--- START RECORDS SUPPLIED ---

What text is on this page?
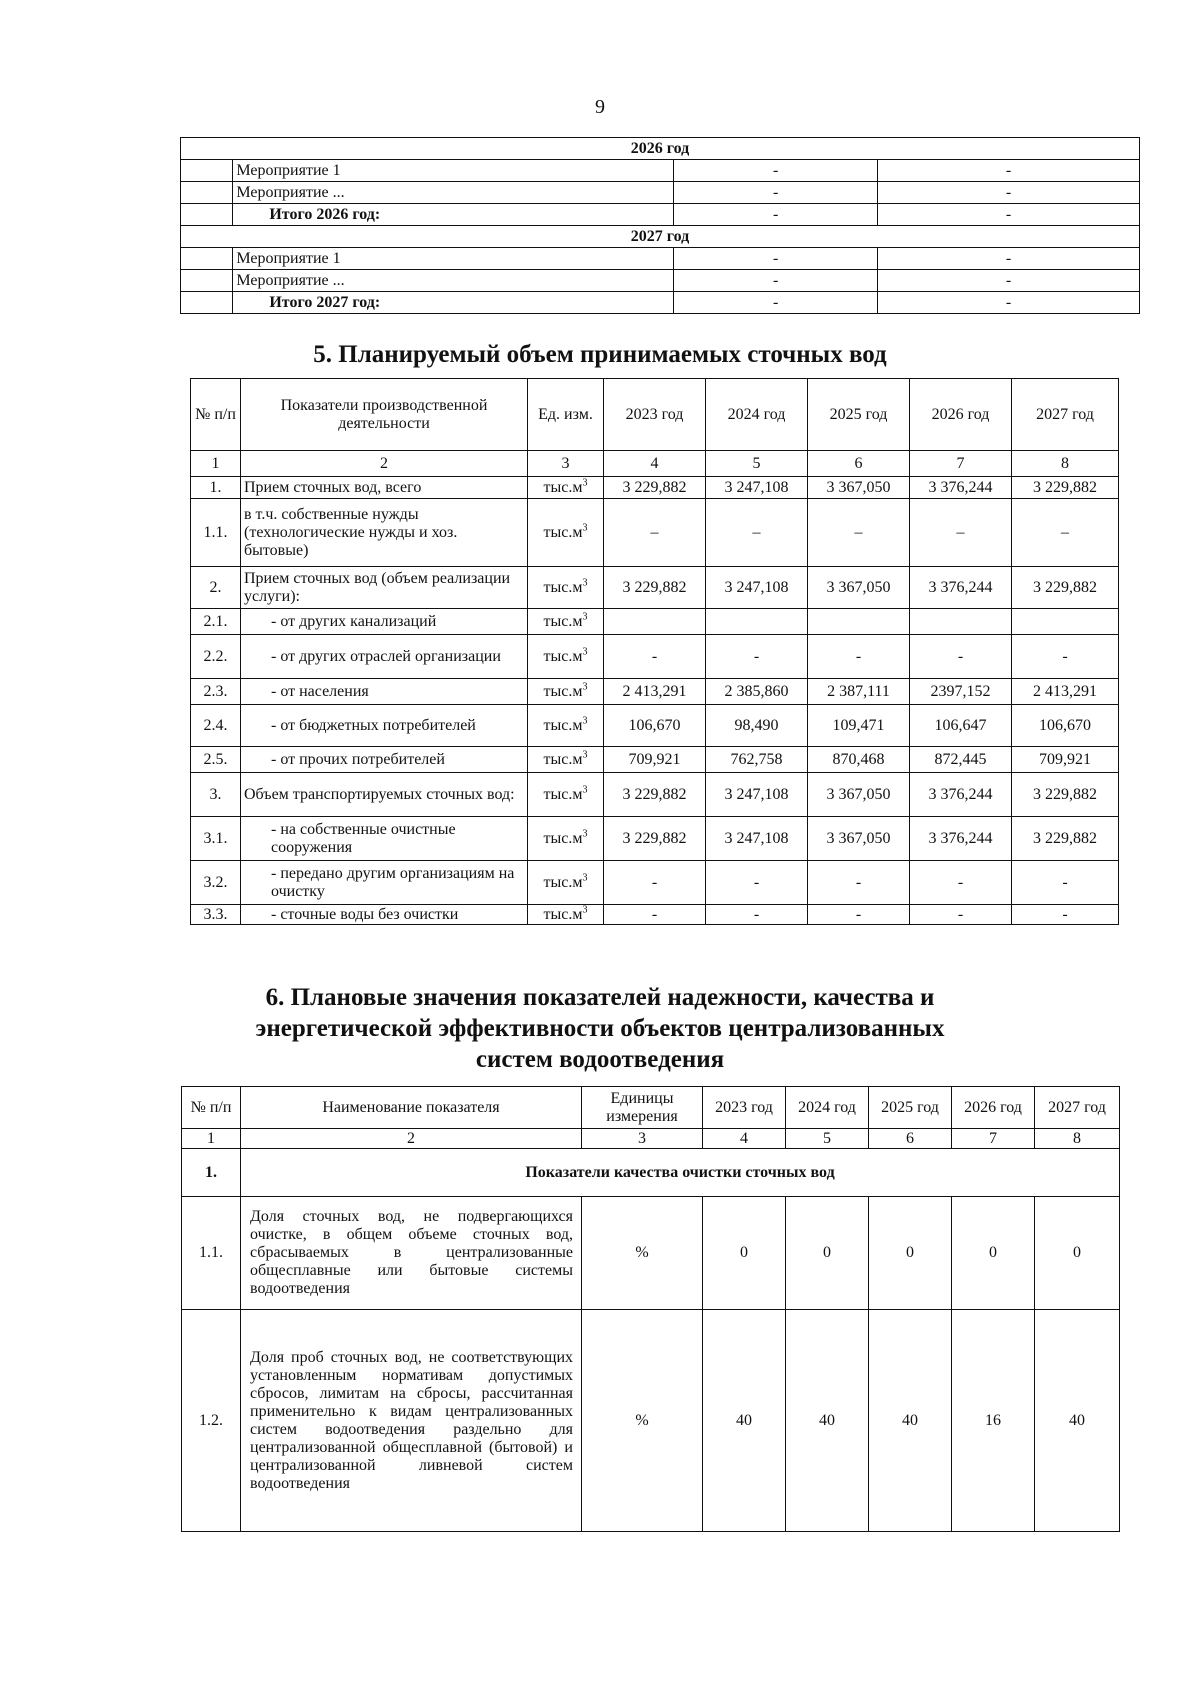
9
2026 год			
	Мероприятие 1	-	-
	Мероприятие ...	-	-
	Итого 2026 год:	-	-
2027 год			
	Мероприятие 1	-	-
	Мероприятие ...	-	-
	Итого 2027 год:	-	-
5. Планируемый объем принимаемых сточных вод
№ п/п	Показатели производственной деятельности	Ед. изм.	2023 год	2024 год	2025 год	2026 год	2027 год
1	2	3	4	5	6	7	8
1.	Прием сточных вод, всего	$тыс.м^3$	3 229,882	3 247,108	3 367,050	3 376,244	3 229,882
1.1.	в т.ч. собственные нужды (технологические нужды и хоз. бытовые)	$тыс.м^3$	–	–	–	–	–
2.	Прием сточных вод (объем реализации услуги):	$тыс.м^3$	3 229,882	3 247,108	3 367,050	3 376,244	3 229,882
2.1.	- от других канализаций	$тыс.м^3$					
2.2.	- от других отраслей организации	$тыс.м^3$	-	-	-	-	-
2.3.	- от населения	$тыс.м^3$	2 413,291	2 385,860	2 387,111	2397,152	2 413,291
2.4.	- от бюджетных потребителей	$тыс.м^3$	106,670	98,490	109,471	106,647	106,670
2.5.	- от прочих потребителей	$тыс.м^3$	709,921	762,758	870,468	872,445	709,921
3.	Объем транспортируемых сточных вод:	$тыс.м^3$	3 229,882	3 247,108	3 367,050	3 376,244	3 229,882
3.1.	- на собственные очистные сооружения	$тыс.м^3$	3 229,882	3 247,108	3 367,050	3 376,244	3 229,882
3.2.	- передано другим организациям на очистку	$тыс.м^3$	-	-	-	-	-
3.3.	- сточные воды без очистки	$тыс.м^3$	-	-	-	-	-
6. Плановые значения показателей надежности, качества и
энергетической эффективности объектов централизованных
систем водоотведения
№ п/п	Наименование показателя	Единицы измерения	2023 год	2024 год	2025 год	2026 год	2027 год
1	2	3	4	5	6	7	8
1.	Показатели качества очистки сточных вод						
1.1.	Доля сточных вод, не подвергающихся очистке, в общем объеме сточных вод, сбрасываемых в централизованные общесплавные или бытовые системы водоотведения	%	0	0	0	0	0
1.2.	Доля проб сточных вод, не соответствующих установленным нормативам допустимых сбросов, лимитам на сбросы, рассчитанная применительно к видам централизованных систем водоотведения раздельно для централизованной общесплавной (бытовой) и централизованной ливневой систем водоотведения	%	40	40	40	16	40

--- END RECORDS SUPPLIED ---
--- START RECORDS SUPPLIED ---

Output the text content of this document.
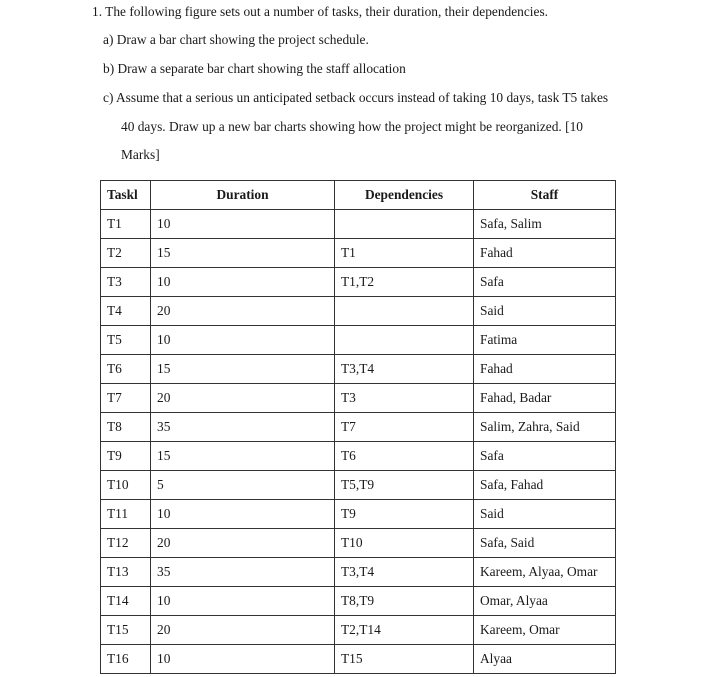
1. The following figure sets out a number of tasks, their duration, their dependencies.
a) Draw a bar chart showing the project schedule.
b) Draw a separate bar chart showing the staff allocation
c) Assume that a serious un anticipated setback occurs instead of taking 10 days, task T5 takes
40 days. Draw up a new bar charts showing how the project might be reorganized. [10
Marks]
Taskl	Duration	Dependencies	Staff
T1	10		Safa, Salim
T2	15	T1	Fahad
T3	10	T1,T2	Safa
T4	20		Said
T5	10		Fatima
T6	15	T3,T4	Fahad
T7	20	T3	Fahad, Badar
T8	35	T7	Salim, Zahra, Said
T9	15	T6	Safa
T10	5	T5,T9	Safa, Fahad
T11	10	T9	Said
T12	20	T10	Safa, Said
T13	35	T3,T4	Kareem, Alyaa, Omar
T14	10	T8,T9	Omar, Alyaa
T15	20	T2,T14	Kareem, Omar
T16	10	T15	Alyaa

--- END RECORDS SUPPLIED ---

> _DESCRIPTION OF THE TASK_:
Locate all lines in the listing above with the word "days". Copy them.

> _ANSWER TO THE EXERCISE_:
c) Assume that a serious un anticipated setback occurs instead of taking 10 days, task T5 takes
40 days. Draw up a new bar charts showing how the project might be reorganized. [10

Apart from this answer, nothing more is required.